In the listing below, find every line containing "this" and copy it out.
====================
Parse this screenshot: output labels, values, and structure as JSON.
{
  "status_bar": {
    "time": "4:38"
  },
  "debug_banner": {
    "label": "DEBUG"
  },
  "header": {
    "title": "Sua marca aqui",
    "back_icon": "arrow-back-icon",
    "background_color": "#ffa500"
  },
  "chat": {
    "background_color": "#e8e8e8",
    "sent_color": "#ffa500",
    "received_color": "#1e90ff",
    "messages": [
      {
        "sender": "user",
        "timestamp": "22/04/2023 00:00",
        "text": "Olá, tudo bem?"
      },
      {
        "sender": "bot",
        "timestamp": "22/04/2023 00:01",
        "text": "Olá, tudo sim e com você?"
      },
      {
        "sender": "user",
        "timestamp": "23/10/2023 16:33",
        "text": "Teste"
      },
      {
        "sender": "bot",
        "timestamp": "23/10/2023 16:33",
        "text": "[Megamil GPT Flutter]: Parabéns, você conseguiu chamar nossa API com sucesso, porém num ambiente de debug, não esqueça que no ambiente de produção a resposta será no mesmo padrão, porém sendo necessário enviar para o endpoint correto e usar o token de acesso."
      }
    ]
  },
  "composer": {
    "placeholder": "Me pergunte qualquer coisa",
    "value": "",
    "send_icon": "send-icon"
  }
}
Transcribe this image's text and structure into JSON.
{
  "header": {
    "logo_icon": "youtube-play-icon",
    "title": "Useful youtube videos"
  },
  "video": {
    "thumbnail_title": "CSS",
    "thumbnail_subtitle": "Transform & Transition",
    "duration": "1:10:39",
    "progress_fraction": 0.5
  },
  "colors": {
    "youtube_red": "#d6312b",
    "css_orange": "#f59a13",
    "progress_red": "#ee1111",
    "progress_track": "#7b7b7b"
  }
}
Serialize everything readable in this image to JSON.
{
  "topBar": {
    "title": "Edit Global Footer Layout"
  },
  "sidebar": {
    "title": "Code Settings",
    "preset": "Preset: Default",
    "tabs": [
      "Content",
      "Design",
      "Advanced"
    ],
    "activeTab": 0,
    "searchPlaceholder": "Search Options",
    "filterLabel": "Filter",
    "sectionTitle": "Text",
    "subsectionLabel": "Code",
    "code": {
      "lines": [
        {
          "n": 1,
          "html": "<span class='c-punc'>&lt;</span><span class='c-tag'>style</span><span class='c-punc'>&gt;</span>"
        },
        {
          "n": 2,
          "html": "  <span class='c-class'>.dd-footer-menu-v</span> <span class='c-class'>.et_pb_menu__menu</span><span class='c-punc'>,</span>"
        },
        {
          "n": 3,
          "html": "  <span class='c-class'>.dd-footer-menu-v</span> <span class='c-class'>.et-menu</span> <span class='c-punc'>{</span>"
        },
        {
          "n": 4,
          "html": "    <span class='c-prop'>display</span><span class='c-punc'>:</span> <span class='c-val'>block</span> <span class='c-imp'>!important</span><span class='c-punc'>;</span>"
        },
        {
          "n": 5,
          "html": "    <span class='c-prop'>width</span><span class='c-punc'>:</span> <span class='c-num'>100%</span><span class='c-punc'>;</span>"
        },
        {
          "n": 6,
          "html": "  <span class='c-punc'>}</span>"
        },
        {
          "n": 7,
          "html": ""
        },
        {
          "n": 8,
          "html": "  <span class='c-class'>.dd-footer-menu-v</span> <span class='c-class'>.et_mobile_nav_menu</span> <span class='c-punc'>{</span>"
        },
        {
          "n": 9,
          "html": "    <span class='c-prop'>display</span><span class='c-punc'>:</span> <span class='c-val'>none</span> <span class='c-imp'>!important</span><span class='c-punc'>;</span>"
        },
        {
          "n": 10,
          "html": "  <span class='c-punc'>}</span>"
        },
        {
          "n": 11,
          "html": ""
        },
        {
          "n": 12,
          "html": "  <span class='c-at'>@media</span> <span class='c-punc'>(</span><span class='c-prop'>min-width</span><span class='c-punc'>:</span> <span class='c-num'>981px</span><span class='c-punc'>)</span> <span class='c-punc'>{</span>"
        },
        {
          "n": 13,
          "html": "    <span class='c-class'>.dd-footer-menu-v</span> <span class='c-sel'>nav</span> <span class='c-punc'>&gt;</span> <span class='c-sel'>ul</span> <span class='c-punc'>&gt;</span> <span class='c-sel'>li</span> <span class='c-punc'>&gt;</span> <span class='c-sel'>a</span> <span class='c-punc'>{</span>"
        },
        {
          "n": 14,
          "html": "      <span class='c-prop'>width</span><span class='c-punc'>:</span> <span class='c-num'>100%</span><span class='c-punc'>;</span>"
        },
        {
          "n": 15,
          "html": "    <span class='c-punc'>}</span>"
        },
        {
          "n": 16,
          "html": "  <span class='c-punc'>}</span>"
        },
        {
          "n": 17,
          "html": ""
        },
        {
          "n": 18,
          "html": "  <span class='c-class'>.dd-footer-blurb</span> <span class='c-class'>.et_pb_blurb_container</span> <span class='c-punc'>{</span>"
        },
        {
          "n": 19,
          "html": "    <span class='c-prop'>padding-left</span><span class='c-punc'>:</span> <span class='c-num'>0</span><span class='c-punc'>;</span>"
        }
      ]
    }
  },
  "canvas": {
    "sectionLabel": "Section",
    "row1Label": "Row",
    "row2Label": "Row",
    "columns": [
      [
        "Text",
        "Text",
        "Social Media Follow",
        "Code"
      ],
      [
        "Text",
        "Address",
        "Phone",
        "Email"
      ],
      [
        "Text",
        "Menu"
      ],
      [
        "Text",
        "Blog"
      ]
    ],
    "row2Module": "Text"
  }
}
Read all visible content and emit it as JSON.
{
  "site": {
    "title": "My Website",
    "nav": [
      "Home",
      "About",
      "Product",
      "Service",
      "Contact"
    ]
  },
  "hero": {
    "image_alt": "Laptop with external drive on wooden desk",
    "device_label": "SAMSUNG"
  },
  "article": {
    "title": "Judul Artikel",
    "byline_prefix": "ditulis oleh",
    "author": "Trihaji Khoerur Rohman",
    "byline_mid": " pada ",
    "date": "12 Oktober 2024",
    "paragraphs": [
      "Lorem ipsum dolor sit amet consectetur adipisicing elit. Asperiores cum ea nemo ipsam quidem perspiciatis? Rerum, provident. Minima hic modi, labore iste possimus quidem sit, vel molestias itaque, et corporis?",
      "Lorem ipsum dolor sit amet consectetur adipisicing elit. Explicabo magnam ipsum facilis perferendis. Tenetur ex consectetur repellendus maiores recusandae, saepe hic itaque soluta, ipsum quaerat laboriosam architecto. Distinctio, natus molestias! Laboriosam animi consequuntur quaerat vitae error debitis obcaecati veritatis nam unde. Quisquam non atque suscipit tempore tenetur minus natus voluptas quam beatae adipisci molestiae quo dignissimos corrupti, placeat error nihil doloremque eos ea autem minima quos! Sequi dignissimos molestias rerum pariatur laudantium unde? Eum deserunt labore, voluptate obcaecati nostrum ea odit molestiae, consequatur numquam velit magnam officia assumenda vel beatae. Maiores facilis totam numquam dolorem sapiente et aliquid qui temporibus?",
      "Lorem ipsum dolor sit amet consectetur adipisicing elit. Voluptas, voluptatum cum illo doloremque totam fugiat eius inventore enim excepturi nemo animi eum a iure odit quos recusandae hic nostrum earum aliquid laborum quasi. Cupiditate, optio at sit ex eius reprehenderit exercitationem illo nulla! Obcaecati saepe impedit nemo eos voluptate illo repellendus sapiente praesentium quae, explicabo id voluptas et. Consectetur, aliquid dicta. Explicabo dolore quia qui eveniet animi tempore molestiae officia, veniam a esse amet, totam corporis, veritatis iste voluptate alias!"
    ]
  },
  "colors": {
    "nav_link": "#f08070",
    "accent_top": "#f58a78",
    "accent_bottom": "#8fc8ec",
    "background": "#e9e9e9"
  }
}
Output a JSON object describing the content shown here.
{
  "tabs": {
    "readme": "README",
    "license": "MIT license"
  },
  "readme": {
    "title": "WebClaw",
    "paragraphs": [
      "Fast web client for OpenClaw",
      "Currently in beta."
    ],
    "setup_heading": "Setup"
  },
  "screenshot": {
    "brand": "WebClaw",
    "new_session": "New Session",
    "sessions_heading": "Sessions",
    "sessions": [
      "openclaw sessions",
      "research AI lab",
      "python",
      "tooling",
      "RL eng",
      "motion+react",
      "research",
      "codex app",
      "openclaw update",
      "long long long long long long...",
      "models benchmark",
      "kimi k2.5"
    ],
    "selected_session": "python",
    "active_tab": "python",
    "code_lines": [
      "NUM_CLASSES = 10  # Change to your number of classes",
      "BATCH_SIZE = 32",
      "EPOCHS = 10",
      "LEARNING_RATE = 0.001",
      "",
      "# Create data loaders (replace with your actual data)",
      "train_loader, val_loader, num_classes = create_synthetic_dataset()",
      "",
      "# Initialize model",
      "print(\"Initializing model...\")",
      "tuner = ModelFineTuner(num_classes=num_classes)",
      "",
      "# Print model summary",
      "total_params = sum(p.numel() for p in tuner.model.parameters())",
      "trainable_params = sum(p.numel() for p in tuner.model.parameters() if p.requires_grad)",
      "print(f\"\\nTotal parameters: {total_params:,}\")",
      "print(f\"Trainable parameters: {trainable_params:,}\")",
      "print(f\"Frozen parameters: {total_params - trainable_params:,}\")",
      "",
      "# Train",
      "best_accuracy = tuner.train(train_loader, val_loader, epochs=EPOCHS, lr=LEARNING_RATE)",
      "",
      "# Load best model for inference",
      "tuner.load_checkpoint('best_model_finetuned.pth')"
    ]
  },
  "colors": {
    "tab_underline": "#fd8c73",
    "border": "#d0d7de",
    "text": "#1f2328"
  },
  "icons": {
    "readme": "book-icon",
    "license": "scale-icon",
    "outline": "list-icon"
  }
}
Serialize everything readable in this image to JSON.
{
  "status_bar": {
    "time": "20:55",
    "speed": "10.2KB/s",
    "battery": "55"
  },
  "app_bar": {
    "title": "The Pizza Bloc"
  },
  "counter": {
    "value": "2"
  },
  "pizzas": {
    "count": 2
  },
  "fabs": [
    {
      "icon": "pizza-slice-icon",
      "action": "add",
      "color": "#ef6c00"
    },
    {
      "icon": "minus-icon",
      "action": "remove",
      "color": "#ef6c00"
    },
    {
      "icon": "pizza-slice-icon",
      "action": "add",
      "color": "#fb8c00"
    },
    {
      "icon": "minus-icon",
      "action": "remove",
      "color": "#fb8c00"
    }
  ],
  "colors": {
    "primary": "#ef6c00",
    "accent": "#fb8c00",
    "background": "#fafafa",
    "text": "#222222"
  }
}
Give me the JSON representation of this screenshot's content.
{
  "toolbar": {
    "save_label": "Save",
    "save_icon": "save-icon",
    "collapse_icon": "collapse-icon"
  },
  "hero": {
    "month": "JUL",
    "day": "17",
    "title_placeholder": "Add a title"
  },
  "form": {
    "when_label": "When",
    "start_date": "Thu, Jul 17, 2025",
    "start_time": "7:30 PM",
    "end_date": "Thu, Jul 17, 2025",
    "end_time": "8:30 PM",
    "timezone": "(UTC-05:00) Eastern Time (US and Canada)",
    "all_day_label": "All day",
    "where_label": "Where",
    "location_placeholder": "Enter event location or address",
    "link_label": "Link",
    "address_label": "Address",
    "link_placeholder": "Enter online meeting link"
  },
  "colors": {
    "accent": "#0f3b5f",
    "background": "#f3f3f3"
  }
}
====================
Exercise answer:
Parse this screenshot: output labels, values, and structure as JSON.
Transcribe this image's text and structure into JSON.
Serialize everything readable in this image to JSON.
Serialize everything readable in this image to JSON.
Give me the JSON representation of this screenshot's content.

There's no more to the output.